Extrait de texte =
#35 : Rosie la Raquetteuse
Poing levé, enserrant fermement une gracile raquette, une pin-up à poigne, glamour et virile, retrousse ses manches, pour inviter toutes les reines du bad à investir un tournoi « exclusivement féminin ! ».
Pour inciter les dames à s’engager en force dans ce « 8ème Badareine » (2022), les affichistes de Badabourg (Bourg-la-Reine) ont détourné un poster US datant de 1943... Une illustration alors passée quasiment inaperçue, aujourd’hui mondialement connue sous le nom de « We Can Do It ! » (« On peut le faire ! »), du slogan volontariste qu’elle illustrait, ou de « Rosie la Riveteuse ». Un titre qui ne lui fut accolé que tardivement, dans les années 1990, reprenant à son compte celui donné à une réalisation, publiée la même année, du célèbre illustrateur de presse new-yorkais Norman Rockwell (voir ci-dessous), représentant une Rosie charpentée, prenant sa pose déjeuner
Décontractée, le regard dominateur (la moue presque dédaigneuse), sure d’elle, cette « géante » (Rockwell avait délibérément exagéré l’anatomie de son modèle), aux bras de catcheuse et aux cuisses robustes, sur lesquelles repose un imposant pistolet à rivet, écrase nonchalamment un exemplaire de Mein Kampf. Le 29 mai 1943, l’image de cette ouvrière hors norme illustrait la Une du Saturday Evening Post et connaissait un succès foudroyant. Son titre empruntait à une ritournelle populaire de 1942, chantée par les Four Vagabonds, évoquant une ouvrière assemblant les éléments des bombardiers à l’aide de rivets. Quant à la pose prise par Rosie, elle reprend quasi à l’identique celle du prophète Isaïe, peint, en 1509, par Michel-Ange au plafond de la chapelle Sixtine (Vatican) (voir ci-dessous).
Ce n’est qu’au mitan des années 1980 que la Rosie de « We Can Do It ! », que l’on doit au dessinateur américain John Howard Miller, sortira de l’anonymat pour progressivement devenir une « icône emblématique de la lutte pour les droits des femmes » [1]. Elle est désormais utilisée, réinvestie ou réinterprétée, par les mouvements féministes et de luttes contre les inégalités et les discriminations, pour exprimer leur détermination à mener collectivement un combat d'émancipation.

Extrait de données =
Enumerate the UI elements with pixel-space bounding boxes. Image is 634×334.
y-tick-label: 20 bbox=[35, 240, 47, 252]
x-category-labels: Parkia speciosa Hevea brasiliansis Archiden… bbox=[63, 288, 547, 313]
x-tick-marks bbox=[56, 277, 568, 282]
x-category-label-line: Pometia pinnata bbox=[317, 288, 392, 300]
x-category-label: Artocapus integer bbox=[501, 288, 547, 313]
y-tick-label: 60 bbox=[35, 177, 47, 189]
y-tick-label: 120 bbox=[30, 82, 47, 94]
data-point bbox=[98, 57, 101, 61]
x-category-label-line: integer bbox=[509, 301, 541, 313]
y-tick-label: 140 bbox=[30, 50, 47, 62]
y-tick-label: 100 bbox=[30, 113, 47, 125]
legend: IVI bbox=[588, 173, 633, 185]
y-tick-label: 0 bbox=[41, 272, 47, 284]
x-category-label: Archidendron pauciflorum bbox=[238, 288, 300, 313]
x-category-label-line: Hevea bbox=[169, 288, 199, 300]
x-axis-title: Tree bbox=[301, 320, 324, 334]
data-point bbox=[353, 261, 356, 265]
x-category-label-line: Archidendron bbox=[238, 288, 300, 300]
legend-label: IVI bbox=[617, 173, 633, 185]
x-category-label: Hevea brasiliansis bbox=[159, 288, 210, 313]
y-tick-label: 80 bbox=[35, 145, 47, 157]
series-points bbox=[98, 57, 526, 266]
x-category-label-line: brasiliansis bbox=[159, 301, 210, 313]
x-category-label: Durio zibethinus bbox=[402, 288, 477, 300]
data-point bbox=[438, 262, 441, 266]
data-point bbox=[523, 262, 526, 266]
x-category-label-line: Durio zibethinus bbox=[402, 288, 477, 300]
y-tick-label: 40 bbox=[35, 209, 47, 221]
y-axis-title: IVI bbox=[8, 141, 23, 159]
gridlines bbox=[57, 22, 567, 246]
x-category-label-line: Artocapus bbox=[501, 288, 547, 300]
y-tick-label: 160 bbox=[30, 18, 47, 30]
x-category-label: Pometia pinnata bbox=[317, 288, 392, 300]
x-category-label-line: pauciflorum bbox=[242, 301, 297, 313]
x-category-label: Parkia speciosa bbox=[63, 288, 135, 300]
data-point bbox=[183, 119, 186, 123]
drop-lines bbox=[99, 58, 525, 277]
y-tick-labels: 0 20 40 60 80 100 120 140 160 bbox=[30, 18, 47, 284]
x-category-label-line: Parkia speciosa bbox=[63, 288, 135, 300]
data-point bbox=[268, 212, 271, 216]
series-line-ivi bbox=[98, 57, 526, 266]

Consignes =
#1 Recopiez fidèlement le passage de l'extrait de texte allant de "Ce n’est qu’au" à "un combat d'émancipation.".
#2 D'après l'extrait de texte, à qui doit-on la Rosie de « We Can Do It ! » ?
#3 Traduisez en anglais la phrase suivante de l'extrait de texte : « Le 29 mai 1943, l’image de cette ouvrière hors norme illustrait la Une du Saturday Evening Post et connaissait un succès foudroyant. »

Réponses rédigées =
#1
Ce n’est qu’au mitan des années 1980 que la Rosie de « We Can Do It ! », que l’on doit au dessinateur américain John Howard Miller, sortira de l’anonymat pour progressivement devenir une « icône emblématique de la lutte pour les droits des femmes » [1]. Elle est désormais utilisée, réinvestie ou réinterprétée, par les mouvements féministes et de luttes contre les inégalités et les discriminations, pour exprimer leur détermination à mener collectivement un combat d'émancipation.

#2 Au dessinateur américain John Howard Miller.

#3 On May 29, 1943, the image of this extraordinary woman worker appeared on the cover of the Saturday Evening Post and was a resounding success.